[Stored entries]
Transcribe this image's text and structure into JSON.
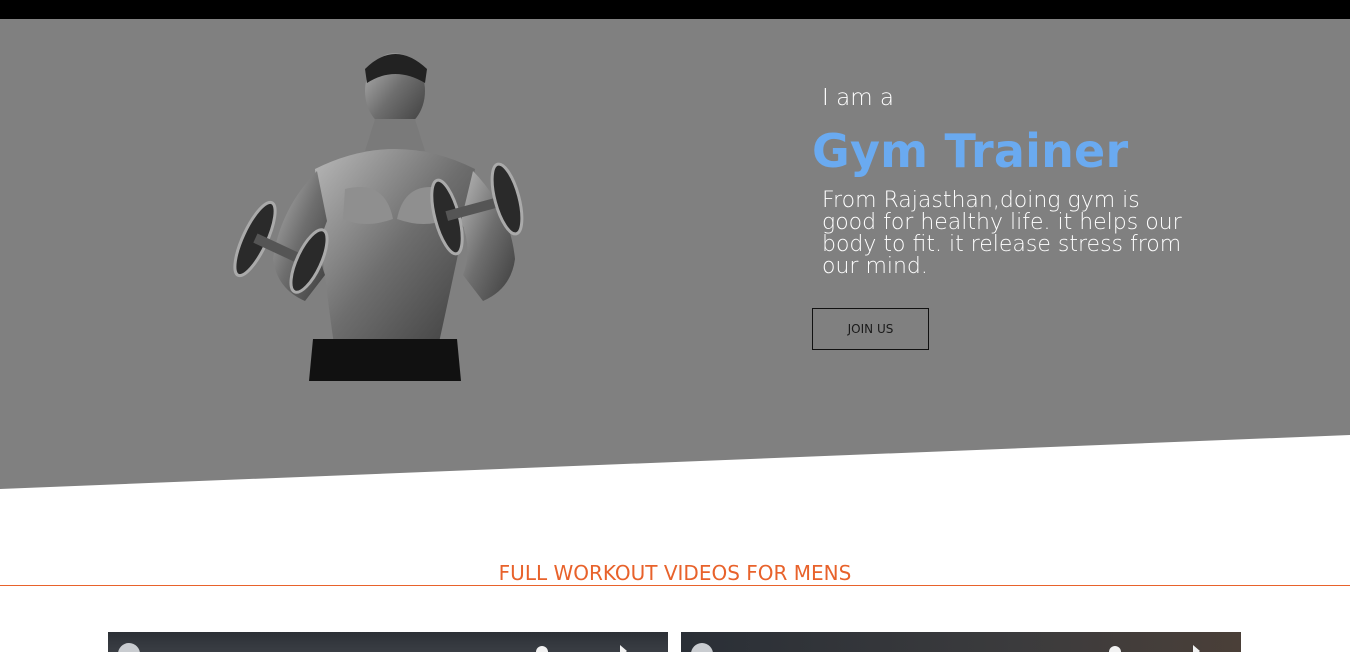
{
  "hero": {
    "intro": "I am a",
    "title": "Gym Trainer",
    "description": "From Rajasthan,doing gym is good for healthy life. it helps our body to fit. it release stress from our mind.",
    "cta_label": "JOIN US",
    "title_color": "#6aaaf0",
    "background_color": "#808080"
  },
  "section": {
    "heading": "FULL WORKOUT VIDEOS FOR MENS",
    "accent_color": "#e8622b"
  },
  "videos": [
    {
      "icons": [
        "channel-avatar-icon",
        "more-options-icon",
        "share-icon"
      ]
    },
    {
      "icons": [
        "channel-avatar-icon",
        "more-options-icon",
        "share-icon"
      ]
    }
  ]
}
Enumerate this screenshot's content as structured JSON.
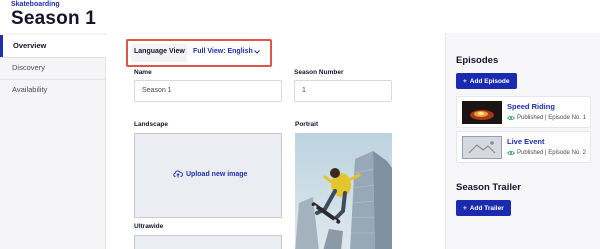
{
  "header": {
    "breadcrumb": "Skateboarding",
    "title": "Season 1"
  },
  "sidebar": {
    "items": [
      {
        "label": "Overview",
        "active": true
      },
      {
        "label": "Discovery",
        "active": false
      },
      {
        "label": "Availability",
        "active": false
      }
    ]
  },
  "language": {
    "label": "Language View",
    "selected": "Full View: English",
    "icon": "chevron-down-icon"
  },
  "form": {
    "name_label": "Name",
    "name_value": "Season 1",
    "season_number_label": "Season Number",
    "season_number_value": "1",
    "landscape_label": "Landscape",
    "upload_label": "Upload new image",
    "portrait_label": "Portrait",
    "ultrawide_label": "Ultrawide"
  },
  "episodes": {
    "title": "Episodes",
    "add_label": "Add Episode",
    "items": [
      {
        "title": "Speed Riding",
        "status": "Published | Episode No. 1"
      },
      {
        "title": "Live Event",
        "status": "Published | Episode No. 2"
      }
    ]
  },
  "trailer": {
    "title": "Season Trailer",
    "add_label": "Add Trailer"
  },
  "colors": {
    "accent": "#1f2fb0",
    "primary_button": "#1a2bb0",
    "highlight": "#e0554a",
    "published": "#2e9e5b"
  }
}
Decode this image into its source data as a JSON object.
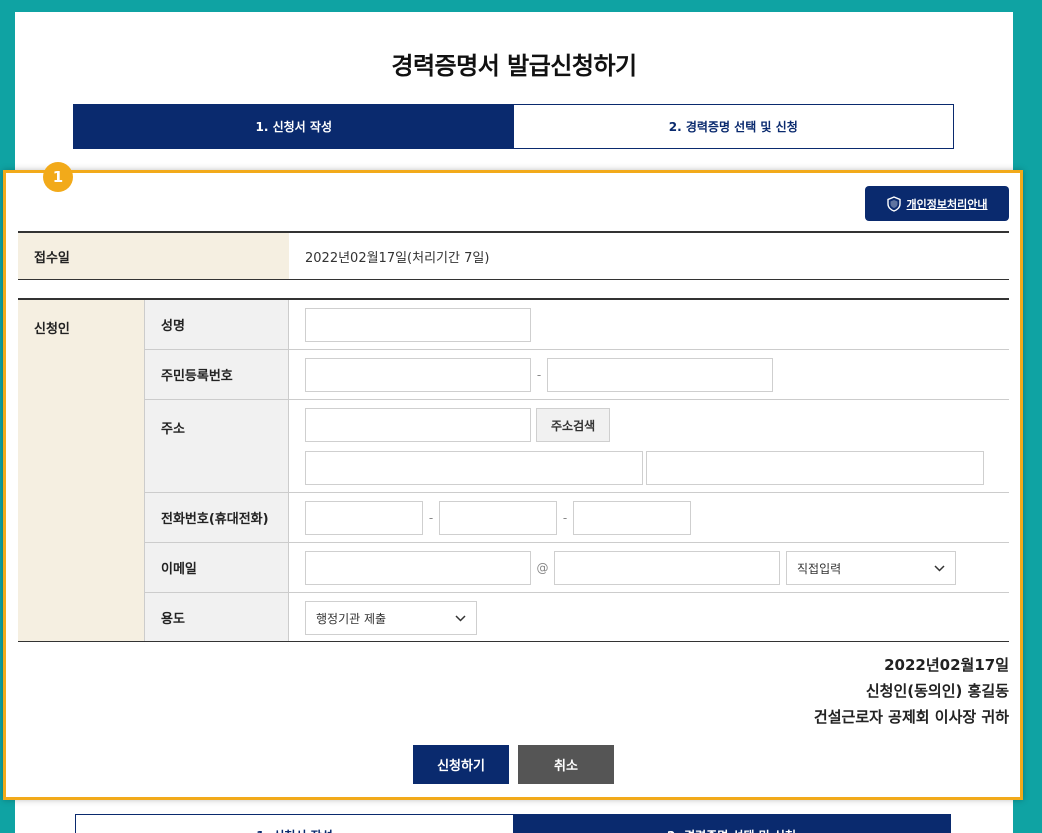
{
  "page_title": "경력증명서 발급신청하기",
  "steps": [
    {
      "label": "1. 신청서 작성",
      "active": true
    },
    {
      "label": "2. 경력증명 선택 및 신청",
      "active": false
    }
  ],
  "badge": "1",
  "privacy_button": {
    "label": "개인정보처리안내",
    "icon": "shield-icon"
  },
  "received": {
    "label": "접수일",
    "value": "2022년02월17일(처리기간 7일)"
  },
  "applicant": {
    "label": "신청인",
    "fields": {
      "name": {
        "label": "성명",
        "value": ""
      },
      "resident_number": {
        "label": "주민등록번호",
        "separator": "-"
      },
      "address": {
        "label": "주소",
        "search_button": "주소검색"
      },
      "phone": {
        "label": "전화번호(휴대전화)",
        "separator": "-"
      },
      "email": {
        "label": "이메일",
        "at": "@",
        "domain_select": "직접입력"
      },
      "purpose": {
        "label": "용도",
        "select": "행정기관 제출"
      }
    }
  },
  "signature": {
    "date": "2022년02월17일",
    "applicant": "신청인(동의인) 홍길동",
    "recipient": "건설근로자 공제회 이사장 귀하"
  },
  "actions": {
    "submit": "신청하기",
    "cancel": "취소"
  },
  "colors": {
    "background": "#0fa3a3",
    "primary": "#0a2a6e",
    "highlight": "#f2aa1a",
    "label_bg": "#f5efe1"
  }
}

* * *

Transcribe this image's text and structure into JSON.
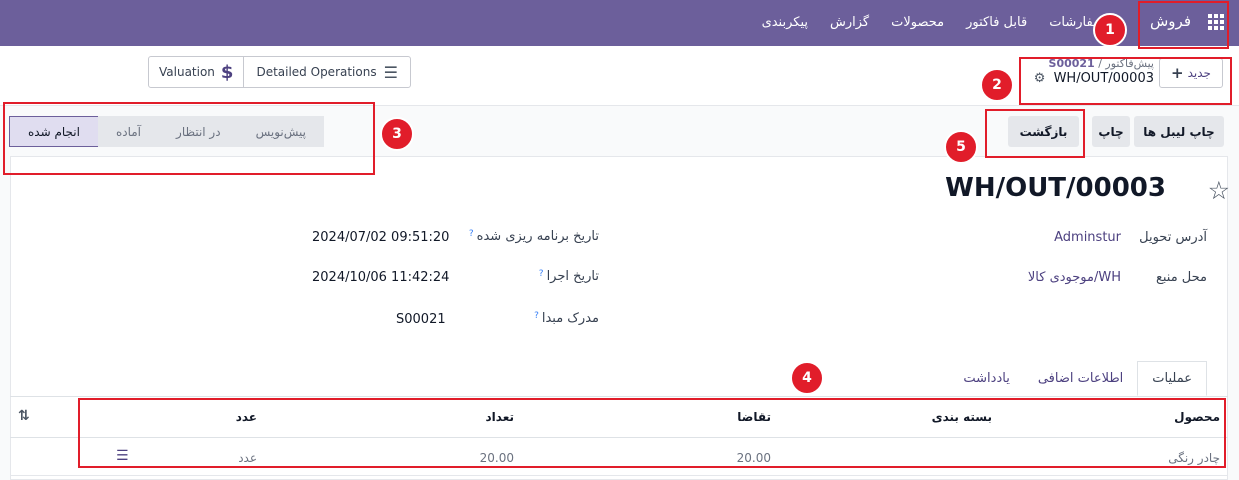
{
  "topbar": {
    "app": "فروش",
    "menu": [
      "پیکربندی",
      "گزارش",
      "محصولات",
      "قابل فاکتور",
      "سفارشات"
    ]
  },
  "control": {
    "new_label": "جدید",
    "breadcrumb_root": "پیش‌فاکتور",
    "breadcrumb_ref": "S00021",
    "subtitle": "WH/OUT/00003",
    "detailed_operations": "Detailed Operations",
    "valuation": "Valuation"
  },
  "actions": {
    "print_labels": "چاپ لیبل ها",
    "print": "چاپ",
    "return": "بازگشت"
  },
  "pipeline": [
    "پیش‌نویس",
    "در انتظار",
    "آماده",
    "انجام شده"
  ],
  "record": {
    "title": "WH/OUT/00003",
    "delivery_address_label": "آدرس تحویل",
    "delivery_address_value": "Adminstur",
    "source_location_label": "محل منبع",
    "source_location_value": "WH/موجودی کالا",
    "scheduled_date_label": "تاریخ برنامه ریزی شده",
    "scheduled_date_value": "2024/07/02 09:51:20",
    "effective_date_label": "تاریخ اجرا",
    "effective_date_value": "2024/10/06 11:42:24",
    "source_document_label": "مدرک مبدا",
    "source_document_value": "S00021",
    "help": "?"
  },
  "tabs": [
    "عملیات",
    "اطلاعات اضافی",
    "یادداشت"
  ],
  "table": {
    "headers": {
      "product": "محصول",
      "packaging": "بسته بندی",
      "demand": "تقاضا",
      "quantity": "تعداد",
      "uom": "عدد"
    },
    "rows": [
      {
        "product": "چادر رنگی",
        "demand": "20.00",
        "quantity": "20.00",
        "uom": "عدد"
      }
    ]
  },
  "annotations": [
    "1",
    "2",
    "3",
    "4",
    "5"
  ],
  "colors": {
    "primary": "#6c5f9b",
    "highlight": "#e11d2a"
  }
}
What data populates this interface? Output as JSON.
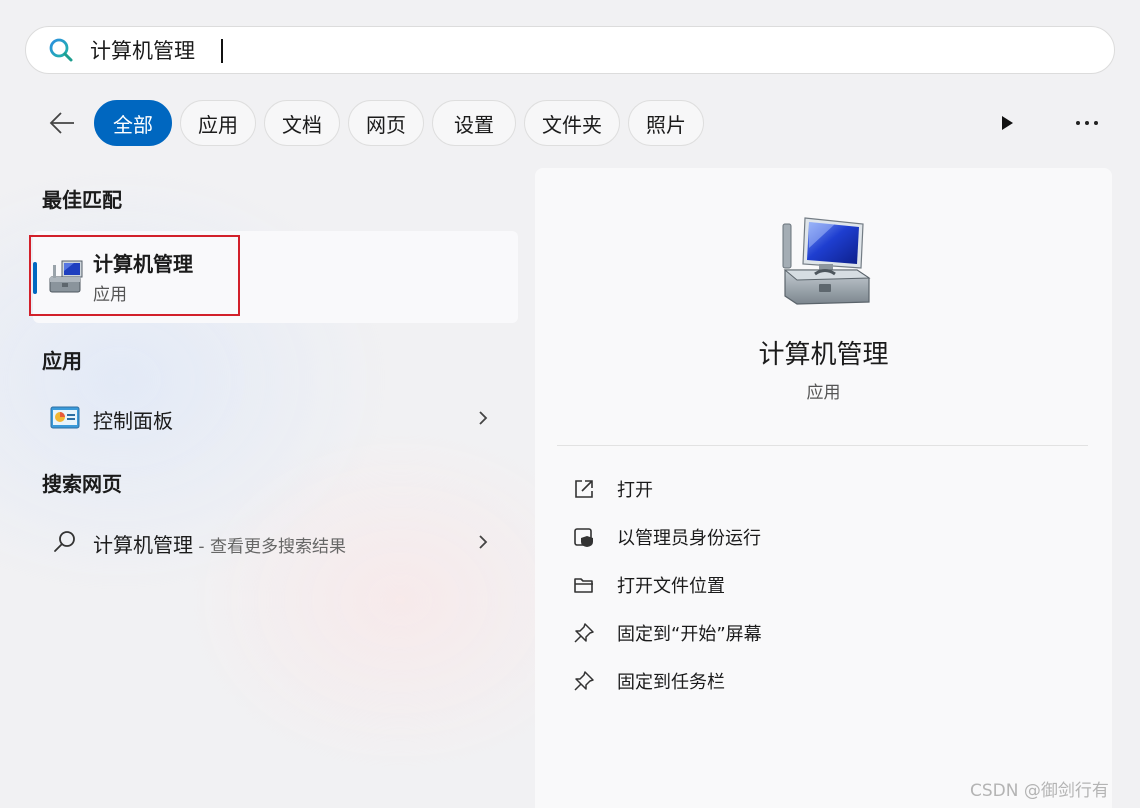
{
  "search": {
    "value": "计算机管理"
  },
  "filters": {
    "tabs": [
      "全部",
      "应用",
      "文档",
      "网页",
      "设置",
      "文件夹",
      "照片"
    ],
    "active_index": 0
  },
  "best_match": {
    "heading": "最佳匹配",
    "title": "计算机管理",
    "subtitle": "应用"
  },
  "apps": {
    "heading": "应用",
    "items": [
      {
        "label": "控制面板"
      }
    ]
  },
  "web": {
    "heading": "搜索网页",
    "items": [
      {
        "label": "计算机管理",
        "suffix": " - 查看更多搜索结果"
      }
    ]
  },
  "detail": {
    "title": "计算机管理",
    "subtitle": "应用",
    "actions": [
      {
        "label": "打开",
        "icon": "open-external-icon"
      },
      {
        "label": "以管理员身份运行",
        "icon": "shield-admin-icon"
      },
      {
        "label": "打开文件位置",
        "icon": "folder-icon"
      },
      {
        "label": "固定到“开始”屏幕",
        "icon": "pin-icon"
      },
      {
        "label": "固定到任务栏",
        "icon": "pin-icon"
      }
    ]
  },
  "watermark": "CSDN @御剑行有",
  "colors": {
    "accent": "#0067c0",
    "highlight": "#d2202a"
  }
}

* * *

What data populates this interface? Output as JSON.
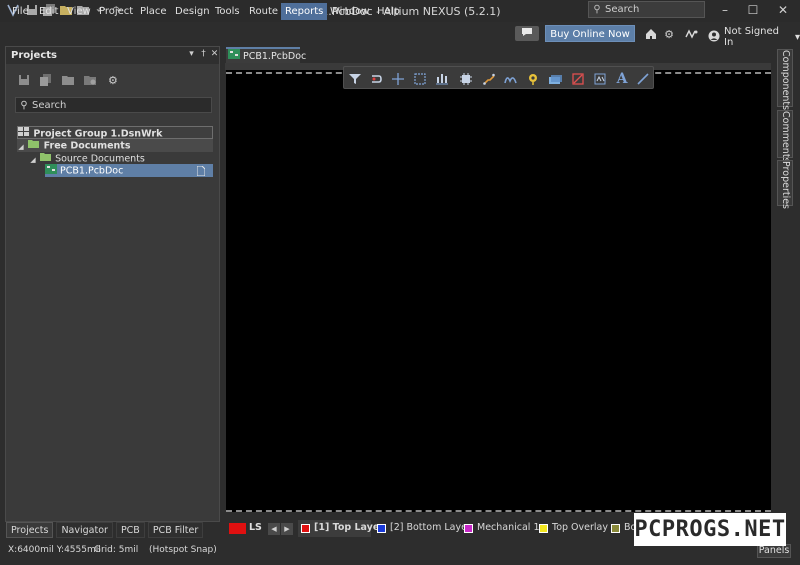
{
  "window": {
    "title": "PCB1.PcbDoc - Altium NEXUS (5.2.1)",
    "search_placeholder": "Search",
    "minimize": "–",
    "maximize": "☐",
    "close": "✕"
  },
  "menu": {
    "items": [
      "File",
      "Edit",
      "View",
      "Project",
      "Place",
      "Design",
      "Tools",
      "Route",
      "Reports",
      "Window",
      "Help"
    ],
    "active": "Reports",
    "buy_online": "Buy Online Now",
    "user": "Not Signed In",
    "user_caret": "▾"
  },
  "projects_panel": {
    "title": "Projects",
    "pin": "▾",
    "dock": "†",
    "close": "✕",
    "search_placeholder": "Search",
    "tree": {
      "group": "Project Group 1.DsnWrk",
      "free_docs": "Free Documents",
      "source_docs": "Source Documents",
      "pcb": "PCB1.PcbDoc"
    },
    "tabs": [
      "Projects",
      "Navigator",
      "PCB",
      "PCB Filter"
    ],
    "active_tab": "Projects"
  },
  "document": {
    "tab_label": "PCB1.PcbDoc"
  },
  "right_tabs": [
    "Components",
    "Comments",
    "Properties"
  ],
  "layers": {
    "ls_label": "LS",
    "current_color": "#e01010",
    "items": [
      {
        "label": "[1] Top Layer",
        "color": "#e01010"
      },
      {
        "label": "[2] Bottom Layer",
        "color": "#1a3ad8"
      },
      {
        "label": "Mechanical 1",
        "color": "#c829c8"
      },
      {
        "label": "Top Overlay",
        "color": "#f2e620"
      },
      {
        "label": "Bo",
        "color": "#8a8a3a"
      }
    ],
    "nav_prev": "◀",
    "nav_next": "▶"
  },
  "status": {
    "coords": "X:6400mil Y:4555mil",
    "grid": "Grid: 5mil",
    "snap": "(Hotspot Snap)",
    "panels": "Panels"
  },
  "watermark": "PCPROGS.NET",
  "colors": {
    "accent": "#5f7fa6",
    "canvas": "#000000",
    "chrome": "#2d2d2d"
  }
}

**WHAT YOU ARE ASKED TO DO**
From the data above, copy each line where the string "subtitle" appears.

**OUTPUT OF THE TASK**
    "subtitle": "WH/OUT/00003",
    "subtitle": "应用"
    "subtitle": "应用",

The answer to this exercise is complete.